§ **PROBLEM DESCRIPTION**
Pick out every line in the records below that contains the word "arrow", and copy each of those lines in full.

Records from a data collection
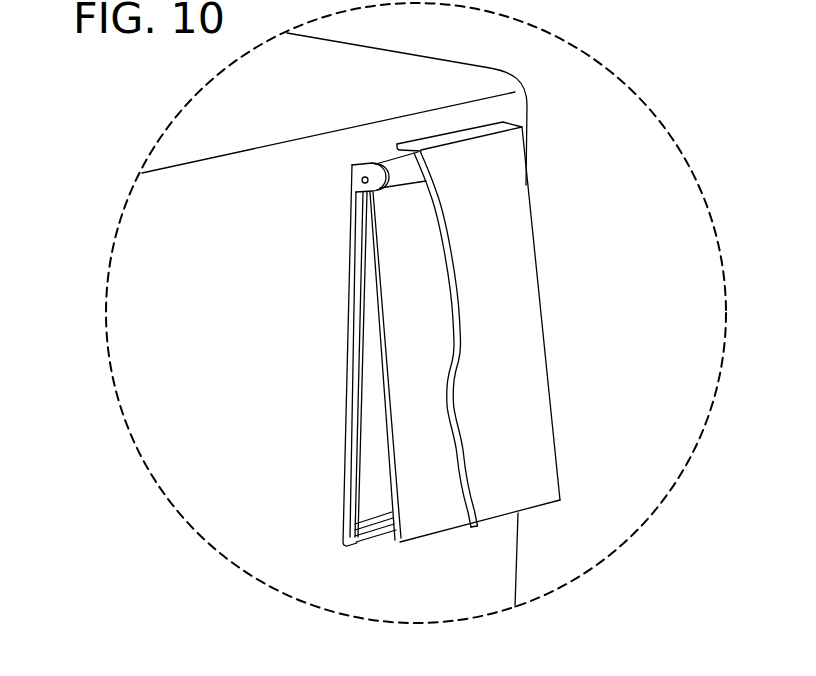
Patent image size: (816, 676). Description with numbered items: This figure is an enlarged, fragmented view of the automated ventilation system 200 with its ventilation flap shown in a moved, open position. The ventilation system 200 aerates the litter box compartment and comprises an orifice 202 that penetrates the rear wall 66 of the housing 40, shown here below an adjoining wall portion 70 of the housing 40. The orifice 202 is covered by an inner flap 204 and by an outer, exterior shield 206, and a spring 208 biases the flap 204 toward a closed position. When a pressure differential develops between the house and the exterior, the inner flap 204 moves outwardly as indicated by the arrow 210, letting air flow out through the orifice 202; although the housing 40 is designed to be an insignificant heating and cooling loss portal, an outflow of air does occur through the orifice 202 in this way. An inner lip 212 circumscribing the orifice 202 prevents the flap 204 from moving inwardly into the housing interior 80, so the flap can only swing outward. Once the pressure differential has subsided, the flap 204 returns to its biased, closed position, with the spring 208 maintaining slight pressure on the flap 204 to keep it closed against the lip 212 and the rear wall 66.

The housing 40 is at (218, 315).
The rear wall 66 is at (278, 402).
The top wall 70 is at (372, 70).
The housing interior 80 is at (375, 432).
The automated ventilation system 200 is at (310, 197).
The orifice 202 is at (348, 263).
The inner flap 204 is at (433, 432).
The exterior shield 206 is at (517, 307).
The spring 208 is at (389, 168).
The arrow 210 is at (466, 531).
The inner lip 212 is at (365, 494).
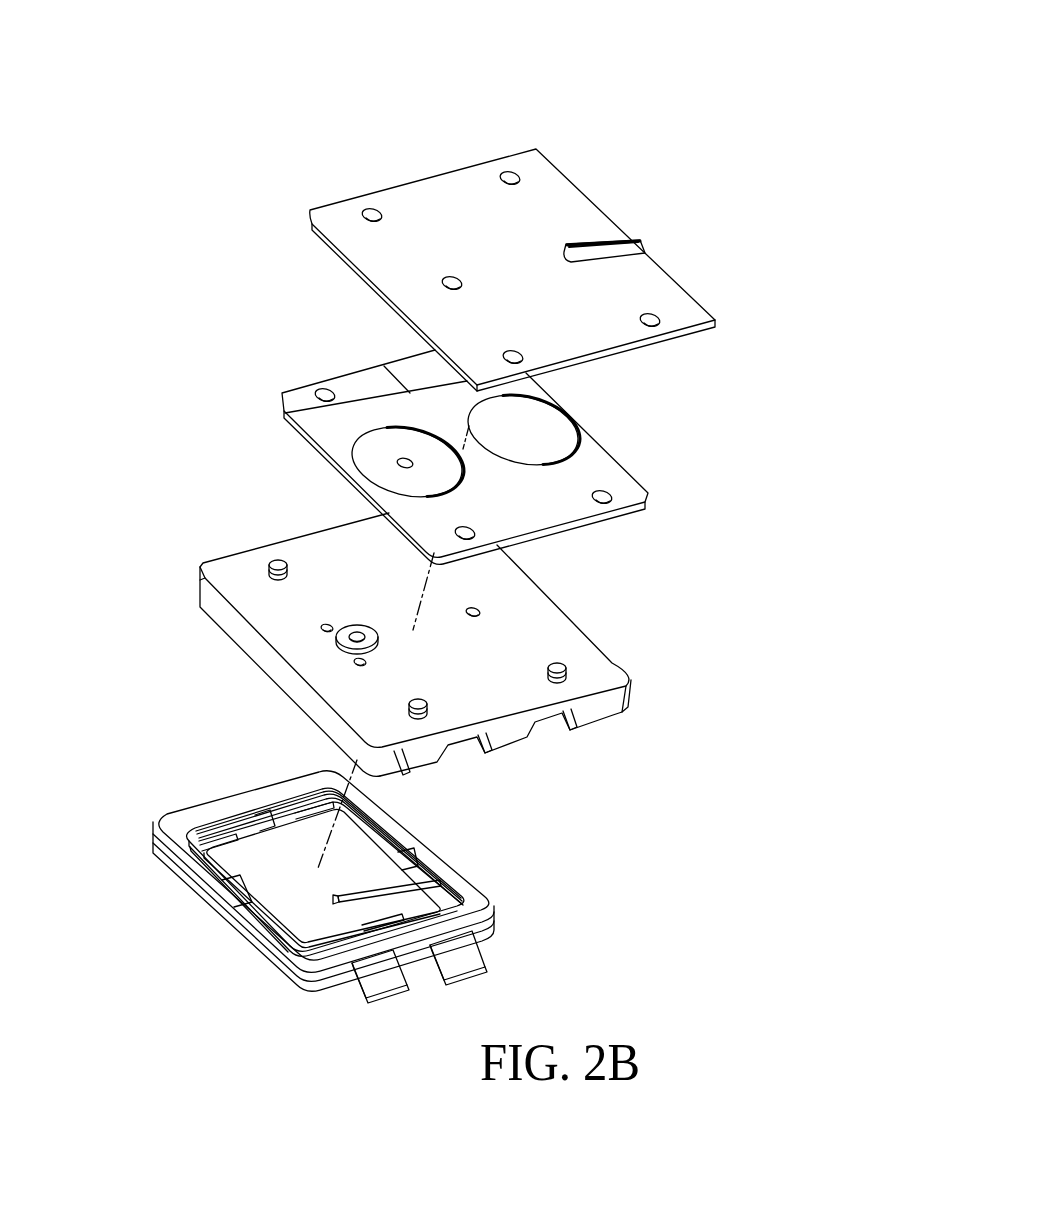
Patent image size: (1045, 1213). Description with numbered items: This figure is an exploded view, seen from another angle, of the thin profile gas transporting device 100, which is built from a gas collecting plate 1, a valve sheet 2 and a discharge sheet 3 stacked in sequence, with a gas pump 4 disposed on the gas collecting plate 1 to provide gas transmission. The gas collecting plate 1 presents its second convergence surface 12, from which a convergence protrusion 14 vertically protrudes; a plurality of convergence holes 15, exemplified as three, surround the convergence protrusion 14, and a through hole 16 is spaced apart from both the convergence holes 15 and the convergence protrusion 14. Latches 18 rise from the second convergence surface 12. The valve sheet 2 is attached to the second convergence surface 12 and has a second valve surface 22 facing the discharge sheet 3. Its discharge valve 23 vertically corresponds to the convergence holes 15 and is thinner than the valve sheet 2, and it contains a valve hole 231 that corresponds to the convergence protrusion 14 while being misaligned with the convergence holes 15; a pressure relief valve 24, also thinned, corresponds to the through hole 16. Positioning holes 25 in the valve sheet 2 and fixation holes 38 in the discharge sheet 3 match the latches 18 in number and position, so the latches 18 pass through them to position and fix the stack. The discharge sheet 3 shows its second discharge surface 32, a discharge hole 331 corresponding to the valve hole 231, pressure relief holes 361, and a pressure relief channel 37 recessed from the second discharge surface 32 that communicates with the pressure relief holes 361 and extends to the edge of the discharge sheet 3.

The thin profile gas transporting device 100 is at (490, 45).
The gas collecting plate 1 is at (430, 641).
The second convergence surface 12 is at (500, 573).
The convergence protrusion 14 is at (337, 632).
The convergence holes 15 is at (321, 628).
The through hole 16 is at (478, 610).
The latch 18 is at (273, 563).
The valve sheet 2 is at (492, 449).
The second valve surface 22 is at (598, 473).
The discharge valve 23 is at (382, 460).
The valve hole 231 is at (403, 463).
The pressure relief valve 24 is at (513, 425).
The positioning hole 25 is at (322, 393).
The discharge sheet 3 is at (519, 240).
The second discharge surface 32 is at (657, 293).
The discharge hole 331 is at (450, 283).
The pressure relief holes 361 is at (568, 247).
The pressure relief channel 37 is at (598, 246).
The fixation hole 38 is at (372, 213).
The gas pump 4 is at (483, 857).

§ **EXERCISE RESPONSE**
Patent image size: (816, 676). Description with numbered items: This figure is an enlarged, fragmented view of the automated ventilation system 200 with its ventilation flap shown in a moved, open position. The ventilation system 200 aerates the litter box compartment and comprises an orifice 202 that penetrates the rear wall 66 of the housing 40, shown here below an adjoining wall portion 70 of the housing 40. The orifice 202 is covered by an inner flap 204 and by an outer, exterior shield 206, and a spring 208 biases the flap 204 toward a closed position. When a pressure differential develops between the house and the exterior, the inner flap 204 moves outwardly as indicated by the arrow 210, letting air flow out through the orifice 202; although the housing 40 is designed to be an insignificant heating and cooling loss portal, an outflow of air does occur through the orifice 202 in this way. An inner lip 212 circumscribing the orifice 202 prevents the flap 204 from moving inwardly into the housing interior 80, so the flap can only swing outward. Once the pressure differential has subsided, the flap 204 returns to its biased, closed position, with the spring 208 maintaining slight pressure on the flap 204 to keep it closed against the lip 212 and the rear wall 66.
The arrow 210 is at (466, 531).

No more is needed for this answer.